- GOAL -
Output every line of the material exactly, omitting images.

====== EXCERPTED DATA

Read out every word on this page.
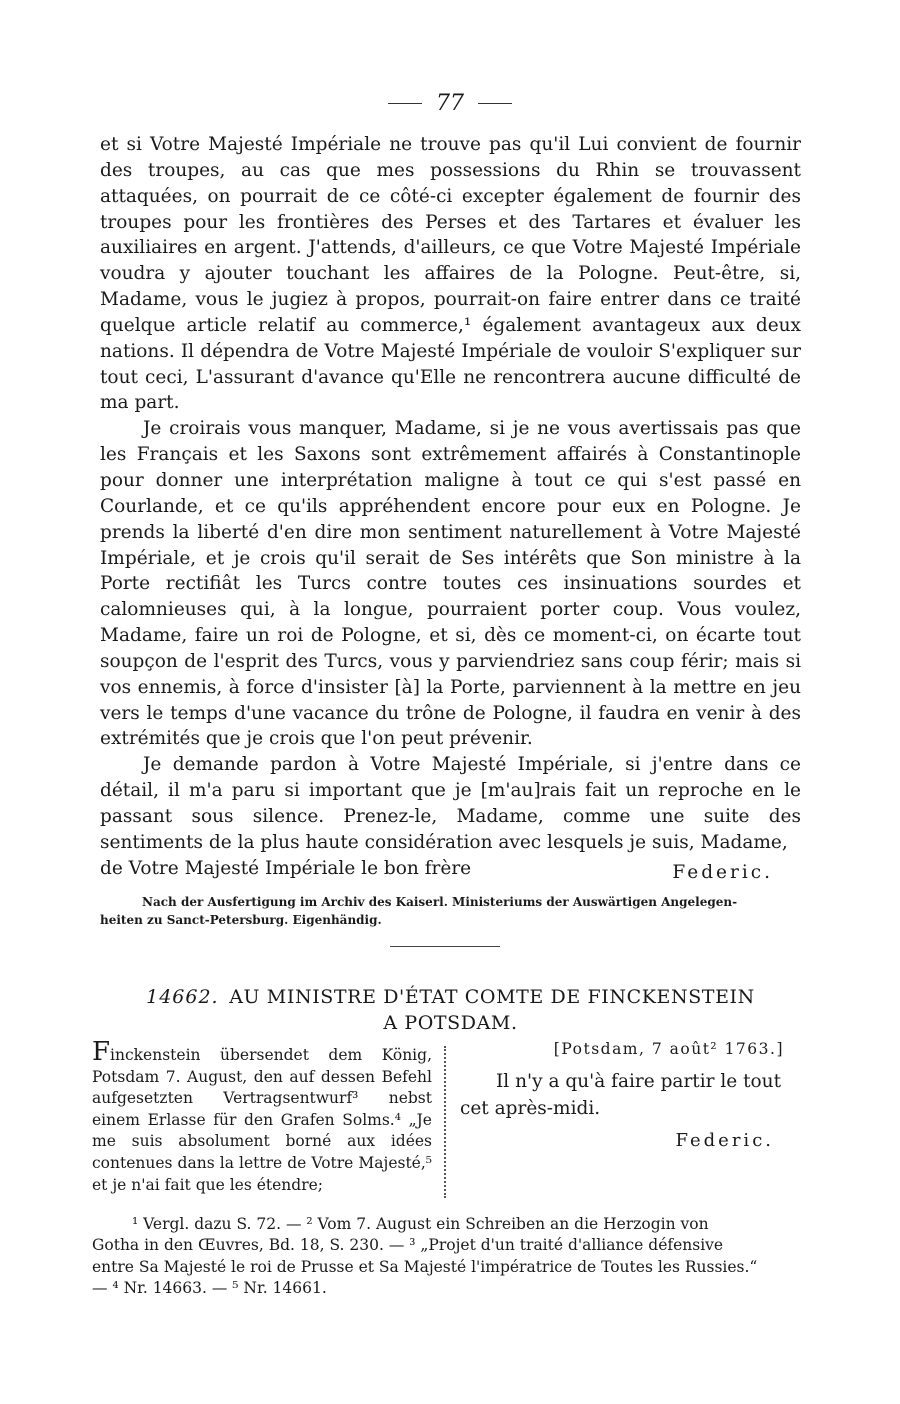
77

et si Votre Majesté Impériale ne trouve pas qu'il Lui convient de fournir des troupes, au cas que mes possessions du Rhin se trouvassent attaquées, on pourrait de ce côté-ci excepter également de fournir des troupes pour les frontières des Perses et des Tartares et évaluer les auxiliaires en argent. J'attends, d'ailleurs, ce que Votre Majesté Impériale voudra y ajouter touchant les affaires de la Pologne. Peut-être, si, Madame, vous le jugiez à propos, pourrait-on faire entrer dans ce traité quelque article relatif au commerce,¹ également avantageux aux deux nations. Il dépendra de Votre Majesté Impériale de vouloir S'expliquer sur tout ceci, L'assurant d'avance qu'Elle ne rencontrera aucune difficulté de ma part.

Je croirais vous manquer, Madame, si je ne vous avertissais pas que les Français et les Saxons sont extrêmement affairés à Constantinople pour donner une interprétation maligne à tout ce qui s'est passé en Courlande, et ce qu'ils appréhendent encore pour eux en Pologne. Je prends la liberté d'en dire mon sentiment naturellement à Votre Majesté Impériale, et je crois qu'il serait de Ses intérêts que Son ministre à la Porte rectifiât les Turcs contre toutes ces insinuations sourdes et calomnieuses qui, à la longue, pourraient porter coup. Vous voulez, Madame, faire un roi de Pologne, et si, dès ce moment-ci, on écarte tout soupçon de l'esprit des Turcs, vous y parviendriez sans coup férir; mais si vos ennemis, à force d'insister [à] la Porte, parviennent à la mettre en jeu vers le temps d'une vacance du trône de Pologne, il faudra en venir à des extrémités que je crois que l'on peut prévenir.

Je demande pardon à Votre Majesté Impériale, si j'entre dans ce détail, il m'a paru si important que je [m'au]rais fait un reproche en le passant sous silence. Prenez-le, Madame, comme une suite des sentiments de la plus haute considération avec lesquels je suis, Madame,

de Votre Majesté Impériale le bon frère	Federic.
Nach der Ausfertigung im Archiv des Kaiserl. Ministeriums der Auswärtigen Angelegen-
heiten zu Sanct-Petersburg. Eigenhändig.
14662. AU MINISTRE D'ÉTAT COMTE DE FINCKENSTEIN
A POTSDAM.
Finckenstein übersendet dem König, Potsdam 7. August, den auf dessen Befehl aufgesetzten Vertragsentwurf³ nebst einem Erlasse für den Grafen Solms.⁴ „Je me suis absolument borné aux idées contenues dans la lettre de Votre Majesté,⁵ et je n'ai fait que les étendre;
[Potsdam, 7 août² 1763.]
Il n'y a qu'à faire partir le tout cet après-midi.
Federic.

¹ Vergl. dazu S. 72. — ² Vom 7. August ein Schreiben an die Herzogin von

Gotha in den Œuvres, Bd. 18, S. 230. — ³ „Projet d'un traité d'alliance défensive

entre Sa Majesté le roi de Prusse et Sa Majesté l'impératrice de Toutes les Russies.“

— ⁴ Nr. 14663. — ⁵ Nr. 14661.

============

- COMPLETE ANSWER -
Read out every word on this page.
77

et si Votre Majesté Impériale ne trouve pas qu'il Lui convient de fournir des troupes, au cas que mes possessions du Rhin se trouvassent attaquées, on pourrait de ce côté-ci excepter également de fournir des troupes pour les frontières des Perses et des Tartares et évaluer les auxiliaires en argent. J'attends, d'ailleurs, ce que Votre Majesté Impériale voudra y ajouter touchant les affaires de la Pologne. Peut-être, si, Madame, vous le jugiez à propos, pourrait-on faire entrer dans ce traité quelque article relatif au commerce,¹ également avantageux aux deux nations. Il dépendra de Votre Majesté Impériale de vouloir S'expliquer sur tout ceci, L'assurant d'avance qu'Elle ne rencontrera aucune difficulté de ma part.

Je croirais vous manquer, Madame, si je ne vous avertissais pas que les Français et les Saxons sont extrêmement affairés à Constantinople pour donner une interprétation maligne à tout ce qui s'est passé en Courlande, et ce qu'ils appréhendent encore pour eux en Pologne. Je prends la liberté d'en dire mon sentiment naturellement à Votre Majesté Impériale, et je crois qu'il serait de Ses intérêts que Son ministre à la Porte rectifiât les Turcs contre toutes ces insinuations sourdes et calomnieuses qui, à la longue, pourraient porter coup. Vous voulez, Madame, faire un roi de Pologne, et si, dès ce moment-ci, on écarte tout soupçon de l'esprit des Turcs, vous y parviendriez sans coup férir; mais si vos ennemis, à force d'insister [à] la Porte, parviennent à la mettre en jeu vers le temps d'une vacance du trône de Pologne, il faudra en venir à des extrémités que je crois que l'on peut prévenir.

Je demande pardon à Votre Majesté Impériale, si j'entre dans ce détail, il m'a paru si important que je [m'au]rais fait un reproche en le passant sous silence. Prenez-le, Madame, comme une suite des sentiments de la plus haute considération avec lesquels je suis, Madame,

de Votre Majesté Impériale le bon frère	Federic.
Nach der Ausfertigung im Archiv des Kaiserl. Ministeriums der Auswärtigen Angelegen-
heiten zu Sanct-Petersburg. Eigenhändig.
14662. AU MINISTRE D'ÉTAT COMTE DE FINCKENSTEIN
A POTSDAM.
Finckenstein übersendet dem König, Potsdam 7. August, den auf dessen Befehl aufgesetzten Vertragsentwurf³ nebst einem Erlasse für den Grafen Solms.⁴ „Je me suis absolument borné aux idées contenues dans la lettre de Votre Majesté,⁵ et je n'ai fait que les étendre;
[Potsdam, 7 août² 1763.]
Il n'y a qu'à faire partir le tout cet après-midi.
Federic.

¹ Vergl. dazu S. 72. — ² Vom 7. August ein Schreiben an die Herzogin von

Gotha in den Œuvres, Bd. 18, S. 230. — ³ „Projet d'un traité d'alliance défensive

entre Sa Majesté le roi de Prusse et Sa Majesté l'impératrice de Toutes les Russies.“

— ⁴ Nr. 14663. — ⁵ Nr. 14661.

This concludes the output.